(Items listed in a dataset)
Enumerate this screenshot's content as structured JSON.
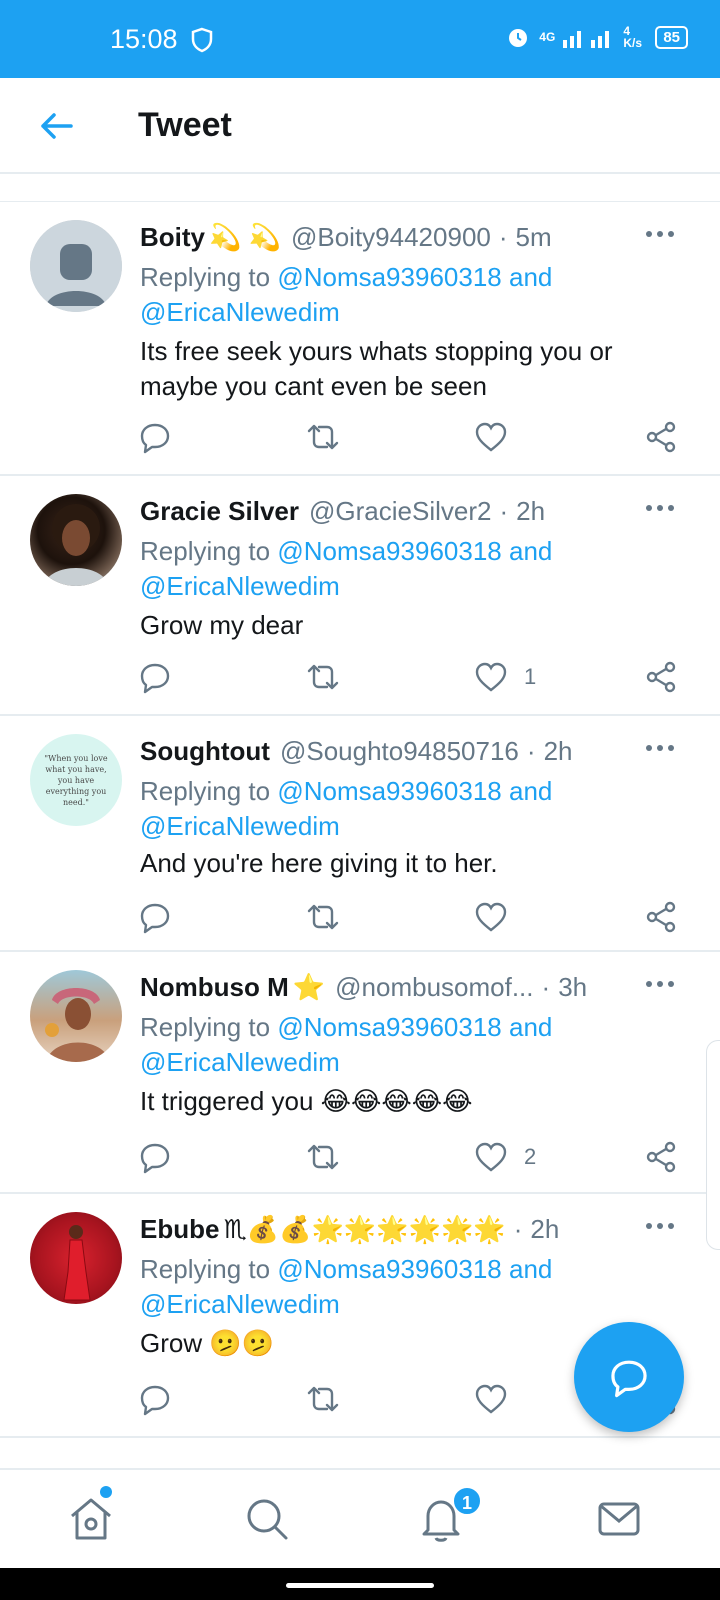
{
  "status_bar": {
    "time": "15:08",
    "network": "4G",
    "speed": "4 K/s",
    "battery": "85"
  },
  "app_bar": {
    "title": "Tweet"
  },
  "tweets": [
    {
      "name": "Boity",
      "name_emoji": "💫 💫",
      "handle": "@Boity94420900",
      "time": "5m",
      "replying_prefix": "Replying to",
      "reply_to_1": "@Nomsa93960318",
      "reply_and": "and",
      "reply_to_2": "@EricaNlewedim",
      "text": "Its free seek yours whats stopping you or maybe you cant even be seen",
      "like_count": ""
    },
    {
      "name": "Gracie Silver",
      "name_emoji": "",
      "handle": "@GracieSilver2",
      "time": "2h",
      "replying_prefix": "Replying to",
      "reply_to_1": "@Nomsa93960318",
      "reply_and": "and",
      "reply_to_2": "@EricaNlewedim",
      "text": "Grow my dear",
      "like_count": "1"
    },
    {
      "name": "Soughtout",
      "name_emoji": "",
      "handle": "@Soughto94850716",
      "time": "2h",
      "replying_prefix": "Replying to",
      "reply_to_1": "@Nomsa93960318",
      "reply_and": "and",
      "reply_to_2": "@EricaNlewedim",
      "text": "And you're here giving it to her.",
      "like_count": "",
      "avatar_text": "\"When you love what you have, you have everything you need.\""
    },
    {
      "name": "Nombuso M",
      "name_emoji": "⭐",
      "handle": "@nombusomof...",
      "time": "3h",
      "replying_prefix": "Replying to",
      "reply_to_1": "@Nomsa93960318",
      "reply_and": "and",
      "reply_to_2": "@EricaNlewedim",
      "text": "It triggered you 😂😂😂😂😂",
      "like_count": "2"
    },
    {
      "name": "Ebube",
      "name_emoji": "♏💰💰🌟🌟🌟🌟🌟🌟",
      "handle": "",
      "time": "2h",
      "replying_prefix": "Replying to",
      "reply_to_1": "@Nomsa93960318",
      "reply_and": "and",
      "reply_to_2": "@EricaNlewedim",
      "text": "Grow 🫤🫤",
      "like_count": ""
    }
  ],
  "bottom_nav": {
    "items": [
      "home",
      "search",
      "notifications",
      "messages"
    ],
    "notification_badge": "1"
  },
  "colors": {
    "accent": "#1da1f2",
    "text": "#14171a",
    "secondary": "#657786",
    "divider": "#e6ecf0"
  }
}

**Challenge**
Exclude the pictures. Write out the remaining data exactly.

**Final result**
Enumerate this screenshot's content as structured JSON.
{
  "status_bar": {
    "time": "15:08",
    "network": "4G",
    "speed": "4 K/s",
    "battery": "85"
  },
  "app_bar": {
    "title": "Tweet"
  },
  "tweets": [
    {
      "name": "Boity",
      "name_emoji": "💫 💫",
      "handle": "@Boity94420900",
      "time": "5m",
      "replying_prefix": "Replying to",
      "reply_to_1": "@Nomsa93960318",
      "reply_and": "and",
      "reply_to_2": "@EricaNlewedim",
      "text": "Its free seek yours whats stopping you or maybe you cant even be seen",
      "like_count": ""
    },
    {
      "name": "Gracie Silver",
      "name_emoji": "",
      "handle": "@GracieSilver2",
      "time": "2h",
      "replying_prefix": "Replying to",
      "reply_to_1": "@Nomsa93960318",
      "reply_and": "and",
      "reply_to_2": "@EricaNlewedim",
      "text": "Grow my dear",
      "like_count": "1"
    },
    {
      "name": "Soughtout",
      "name_emoji": "",
      "handle": "@Soughto94850716",
      "time": "2h",
      "replying_prefix": "Replying to",
      "reply_to_1": "@Nomsa93960318",
      "reply_and": "and",
      "reply_to_2": "@EricaNlewedim",
      "text": "And you're here giving it to her.",
      "like_count": "",
      "avatar_text": "\"When you love what you have, you have everything you need.\""
    },
    {
      "name": "Nombuso M",
      "name_emoji": "⭐",
      "handle": "@nombusomof...",
      "time": "3h",
      "replying_prefix": "Replying to",
      "reply_to_1": "@Nomsa93960318",
      "reply_and": "and",
      "reply_to_2": "@EricaNlewedim",
      "text": "It triggered you 😂😂😂😂😂",
      "like_count": "2"
    },
    {
      "name": "Ebube",
      "name_emoji": "♏💰💰🌟🌟🌟🌟🌟🌟",
      "handle": "",
      "time": "2h",
      "replying_prefix": "Replying to",
      "reply_to_1": "@Nomsa93960318",
      "reply_and": "and",
      "reply_to_2": "@EricaNlewedim",
      "text": "Grow 🫤🫤",
      "like_count": ""
    }
  ],
  "bottom_nav": {
    "items": [
      "home",
      "search",
      "notifications",
      "messages"
    ],
    "notification_badge": "1"
  },
  "colors": {
    "accent": "#1da1f2",
    "text": "#14171a",
    "secondary": "#657786",
    "divider": "#e6ecf0"
  }
}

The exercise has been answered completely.